_Problem details_: Only a number is wanted here: the number of lines of the data that include "measure".

### Dataset

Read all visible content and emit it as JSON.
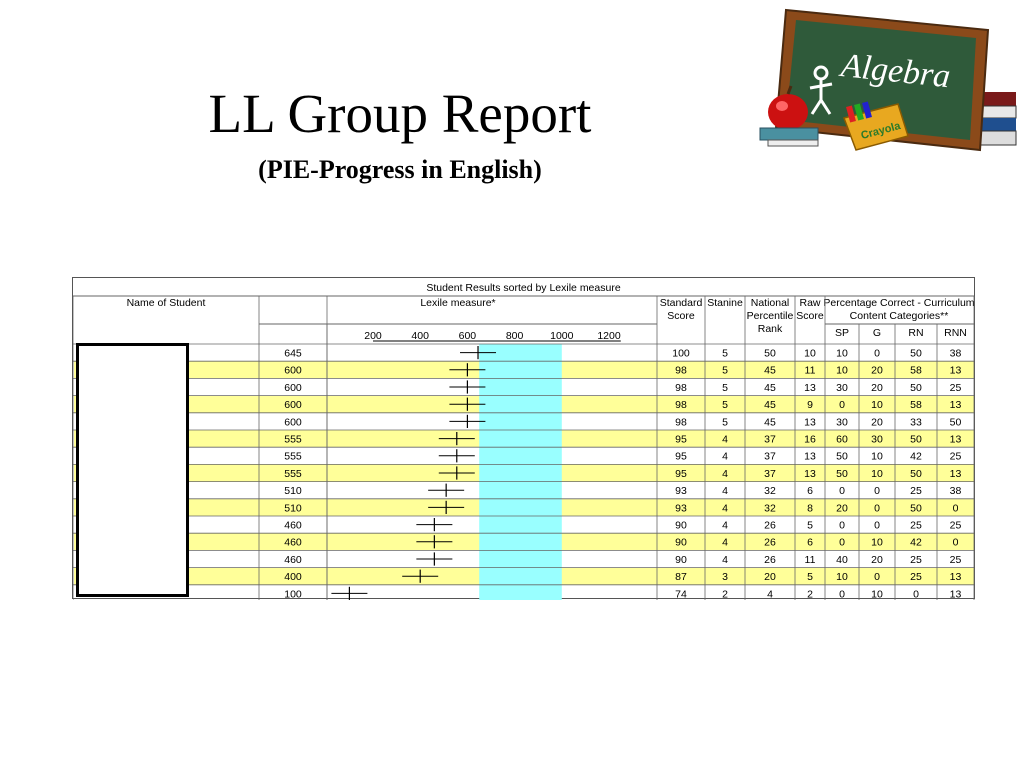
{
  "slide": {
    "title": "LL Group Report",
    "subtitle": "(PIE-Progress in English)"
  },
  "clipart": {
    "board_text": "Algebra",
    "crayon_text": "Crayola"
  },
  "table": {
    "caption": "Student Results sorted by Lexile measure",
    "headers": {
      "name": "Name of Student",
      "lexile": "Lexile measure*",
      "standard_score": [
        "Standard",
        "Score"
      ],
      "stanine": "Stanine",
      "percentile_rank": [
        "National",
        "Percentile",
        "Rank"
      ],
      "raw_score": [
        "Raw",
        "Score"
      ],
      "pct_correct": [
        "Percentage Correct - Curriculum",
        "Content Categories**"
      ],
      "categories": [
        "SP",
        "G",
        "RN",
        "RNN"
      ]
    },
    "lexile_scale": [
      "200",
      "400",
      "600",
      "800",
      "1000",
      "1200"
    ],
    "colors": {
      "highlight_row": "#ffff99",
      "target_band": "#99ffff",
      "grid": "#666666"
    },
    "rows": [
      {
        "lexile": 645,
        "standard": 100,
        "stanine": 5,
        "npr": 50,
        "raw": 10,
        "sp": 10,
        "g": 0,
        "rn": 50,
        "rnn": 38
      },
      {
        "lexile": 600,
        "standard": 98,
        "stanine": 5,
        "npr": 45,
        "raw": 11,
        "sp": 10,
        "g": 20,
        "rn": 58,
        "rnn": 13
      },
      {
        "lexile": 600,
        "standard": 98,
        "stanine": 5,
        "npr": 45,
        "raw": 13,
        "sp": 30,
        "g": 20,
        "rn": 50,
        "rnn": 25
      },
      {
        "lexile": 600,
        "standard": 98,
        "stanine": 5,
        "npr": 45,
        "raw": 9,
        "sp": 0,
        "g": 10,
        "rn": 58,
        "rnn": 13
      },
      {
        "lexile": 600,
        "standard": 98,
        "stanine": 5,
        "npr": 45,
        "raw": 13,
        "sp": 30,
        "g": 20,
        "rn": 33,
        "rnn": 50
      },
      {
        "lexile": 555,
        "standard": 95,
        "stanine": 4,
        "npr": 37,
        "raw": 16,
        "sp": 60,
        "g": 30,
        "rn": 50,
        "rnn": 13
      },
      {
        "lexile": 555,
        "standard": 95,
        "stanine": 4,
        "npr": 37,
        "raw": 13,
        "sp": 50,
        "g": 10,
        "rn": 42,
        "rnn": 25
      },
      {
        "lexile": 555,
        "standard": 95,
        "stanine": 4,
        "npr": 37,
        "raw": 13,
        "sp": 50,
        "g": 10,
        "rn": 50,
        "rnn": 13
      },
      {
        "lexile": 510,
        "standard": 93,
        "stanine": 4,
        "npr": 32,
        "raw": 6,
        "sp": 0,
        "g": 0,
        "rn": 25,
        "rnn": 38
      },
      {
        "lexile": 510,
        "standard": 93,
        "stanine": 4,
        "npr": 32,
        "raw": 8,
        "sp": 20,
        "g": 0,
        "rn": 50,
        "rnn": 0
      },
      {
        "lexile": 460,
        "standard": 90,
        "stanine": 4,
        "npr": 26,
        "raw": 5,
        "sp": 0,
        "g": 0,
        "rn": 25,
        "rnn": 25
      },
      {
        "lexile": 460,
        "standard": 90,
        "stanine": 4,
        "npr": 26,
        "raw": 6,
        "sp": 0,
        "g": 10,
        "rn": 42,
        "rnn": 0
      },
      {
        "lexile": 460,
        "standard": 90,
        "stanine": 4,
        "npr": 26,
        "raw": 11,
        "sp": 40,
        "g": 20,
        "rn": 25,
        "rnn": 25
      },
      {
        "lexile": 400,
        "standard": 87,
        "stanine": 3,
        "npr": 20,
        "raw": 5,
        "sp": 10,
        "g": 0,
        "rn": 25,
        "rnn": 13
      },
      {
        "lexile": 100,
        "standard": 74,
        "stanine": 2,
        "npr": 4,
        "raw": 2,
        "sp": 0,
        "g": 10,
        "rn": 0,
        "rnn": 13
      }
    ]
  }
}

######

_Complete response_: 2